▶ Exercise requirements
Check each line for the string "this". Give only the count of lines that have it.

(Collected data entries)
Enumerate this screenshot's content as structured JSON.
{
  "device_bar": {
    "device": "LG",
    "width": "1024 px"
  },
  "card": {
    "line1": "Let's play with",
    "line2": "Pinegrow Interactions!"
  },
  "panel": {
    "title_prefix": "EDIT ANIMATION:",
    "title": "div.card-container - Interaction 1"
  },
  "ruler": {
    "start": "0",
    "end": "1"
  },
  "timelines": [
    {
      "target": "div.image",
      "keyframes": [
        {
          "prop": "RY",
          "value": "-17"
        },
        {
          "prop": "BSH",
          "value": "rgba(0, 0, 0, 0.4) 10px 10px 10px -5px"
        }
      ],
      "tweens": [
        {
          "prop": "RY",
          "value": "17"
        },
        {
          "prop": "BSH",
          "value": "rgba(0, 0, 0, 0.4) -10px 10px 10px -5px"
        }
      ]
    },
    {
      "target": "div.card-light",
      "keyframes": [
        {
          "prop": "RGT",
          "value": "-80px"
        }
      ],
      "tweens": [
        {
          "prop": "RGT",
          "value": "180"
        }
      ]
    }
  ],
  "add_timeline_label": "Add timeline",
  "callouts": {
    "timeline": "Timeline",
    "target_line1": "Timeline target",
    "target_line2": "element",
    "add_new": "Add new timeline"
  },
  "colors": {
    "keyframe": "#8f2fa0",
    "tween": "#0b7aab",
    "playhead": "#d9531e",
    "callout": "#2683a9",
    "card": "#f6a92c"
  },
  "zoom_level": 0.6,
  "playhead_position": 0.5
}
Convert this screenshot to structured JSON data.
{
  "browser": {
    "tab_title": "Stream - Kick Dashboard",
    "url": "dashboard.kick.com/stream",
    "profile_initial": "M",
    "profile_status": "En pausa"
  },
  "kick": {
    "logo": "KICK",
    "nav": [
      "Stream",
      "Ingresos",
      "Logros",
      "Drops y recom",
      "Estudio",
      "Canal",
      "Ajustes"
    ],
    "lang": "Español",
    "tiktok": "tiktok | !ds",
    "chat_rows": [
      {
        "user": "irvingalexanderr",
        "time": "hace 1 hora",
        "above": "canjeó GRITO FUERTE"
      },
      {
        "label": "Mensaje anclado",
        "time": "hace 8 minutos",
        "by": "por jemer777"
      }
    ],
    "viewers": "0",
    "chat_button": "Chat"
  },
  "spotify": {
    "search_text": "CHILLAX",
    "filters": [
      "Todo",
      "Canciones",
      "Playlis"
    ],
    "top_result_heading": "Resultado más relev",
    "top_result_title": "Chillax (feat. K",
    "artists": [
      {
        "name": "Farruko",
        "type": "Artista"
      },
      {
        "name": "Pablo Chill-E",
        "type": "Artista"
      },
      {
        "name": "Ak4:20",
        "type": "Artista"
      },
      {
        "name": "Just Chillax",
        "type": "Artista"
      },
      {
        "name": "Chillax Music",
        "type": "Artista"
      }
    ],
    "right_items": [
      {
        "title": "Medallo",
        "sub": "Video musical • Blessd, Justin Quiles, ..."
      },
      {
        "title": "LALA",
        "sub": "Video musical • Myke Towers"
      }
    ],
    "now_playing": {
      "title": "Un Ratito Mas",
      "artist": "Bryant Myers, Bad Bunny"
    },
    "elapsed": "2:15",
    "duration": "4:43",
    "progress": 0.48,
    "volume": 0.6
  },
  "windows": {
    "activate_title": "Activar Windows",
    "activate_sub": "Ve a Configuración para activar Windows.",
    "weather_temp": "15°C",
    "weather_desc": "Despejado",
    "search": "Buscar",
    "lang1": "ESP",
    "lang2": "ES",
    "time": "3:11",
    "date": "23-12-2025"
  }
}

▶ Full output
2